*Written problem*
Tally the lines in the data below that contain the string "bounding", and reply with only the number.

*Records provided*
#####

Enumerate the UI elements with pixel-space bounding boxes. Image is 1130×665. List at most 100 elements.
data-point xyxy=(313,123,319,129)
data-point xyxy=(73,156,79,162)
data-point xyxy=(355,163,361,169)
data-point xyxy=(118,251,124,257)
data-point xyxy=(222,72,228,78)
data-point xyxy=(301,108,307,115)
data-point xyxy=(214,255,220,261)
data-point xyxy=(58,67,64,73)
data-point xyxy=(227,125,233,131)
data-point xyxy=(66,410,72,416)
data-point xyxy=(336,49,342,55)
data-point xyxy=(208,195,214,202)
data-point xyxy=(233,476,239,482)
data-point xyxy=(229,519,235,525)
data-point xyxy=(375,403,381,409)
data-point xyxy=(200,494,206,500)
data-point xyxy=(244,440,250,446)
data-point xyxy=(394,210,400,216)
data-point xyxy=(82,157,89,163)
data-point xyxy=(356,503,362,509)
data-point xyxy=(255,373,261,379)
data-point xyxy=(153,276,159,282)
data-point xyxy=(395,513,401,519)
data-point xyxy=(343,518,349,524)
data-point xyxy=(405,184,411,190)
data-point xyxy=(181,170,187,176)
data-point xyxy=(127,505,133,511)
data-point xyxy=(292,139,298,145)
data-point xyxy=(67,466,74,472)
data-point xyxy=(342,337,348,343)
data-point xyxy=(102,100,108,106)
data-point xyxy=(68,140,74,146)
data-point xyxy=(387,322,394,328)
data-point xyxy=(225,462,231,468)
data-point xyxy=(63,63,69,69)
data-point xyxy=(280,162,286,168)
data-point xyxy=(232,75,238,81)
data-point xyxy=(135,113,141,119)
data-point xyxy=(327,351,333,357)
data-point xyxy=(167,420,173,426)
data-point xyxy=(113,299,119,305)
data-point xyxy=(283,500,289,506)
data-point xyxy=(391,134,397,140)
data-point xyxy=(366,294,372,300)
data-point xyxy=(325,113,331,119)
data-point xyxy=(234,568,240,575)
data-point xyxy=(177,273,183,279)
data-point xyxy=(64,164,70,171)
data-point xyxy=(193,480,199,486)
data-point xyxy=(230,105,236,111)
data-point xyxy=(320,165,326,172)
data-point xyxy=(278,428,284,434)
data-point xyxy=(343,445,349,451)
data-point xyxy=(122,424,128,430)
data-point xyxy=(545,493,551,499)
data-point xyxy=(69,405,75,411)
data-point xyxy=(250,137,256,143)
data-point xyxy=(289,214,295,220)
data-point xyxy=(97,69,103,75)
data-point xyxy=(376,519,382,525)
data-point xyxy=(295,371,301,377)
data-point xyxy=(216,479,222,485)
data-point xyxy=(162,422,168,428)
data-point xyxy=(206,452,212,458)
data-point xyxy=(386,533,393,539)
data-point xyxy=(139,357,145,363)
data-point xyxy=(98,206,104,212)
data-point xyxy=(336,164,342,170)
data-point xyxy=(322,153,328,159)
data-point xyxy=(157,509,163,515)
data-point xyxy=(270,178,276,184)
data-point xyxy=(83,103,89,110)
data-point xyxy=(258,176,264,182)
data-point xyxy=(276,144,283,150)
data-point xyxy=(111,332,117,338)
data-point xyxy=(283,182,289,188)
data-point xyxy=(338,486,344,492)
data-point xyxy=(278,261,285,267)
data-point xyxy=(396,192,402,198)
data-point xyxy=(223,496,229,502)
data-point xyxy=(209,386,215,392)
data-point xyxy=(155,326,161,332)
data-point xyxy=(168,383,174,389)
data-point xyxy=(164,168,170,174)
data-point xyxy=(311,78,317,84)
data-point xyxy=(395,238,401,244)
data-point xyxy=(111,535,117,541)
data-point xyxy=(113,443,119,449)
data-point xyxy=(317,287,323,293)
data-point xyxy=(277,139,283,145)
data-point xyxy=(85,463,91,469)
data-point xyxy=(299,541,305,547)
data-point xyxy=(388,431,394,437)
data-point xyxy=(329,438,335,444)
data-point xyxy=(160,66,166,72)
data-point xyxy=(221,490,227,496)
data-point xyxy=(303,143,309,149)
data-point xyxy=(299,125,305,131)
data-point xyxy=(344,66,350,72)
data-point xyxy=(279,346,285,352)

#####

*Correct result*
1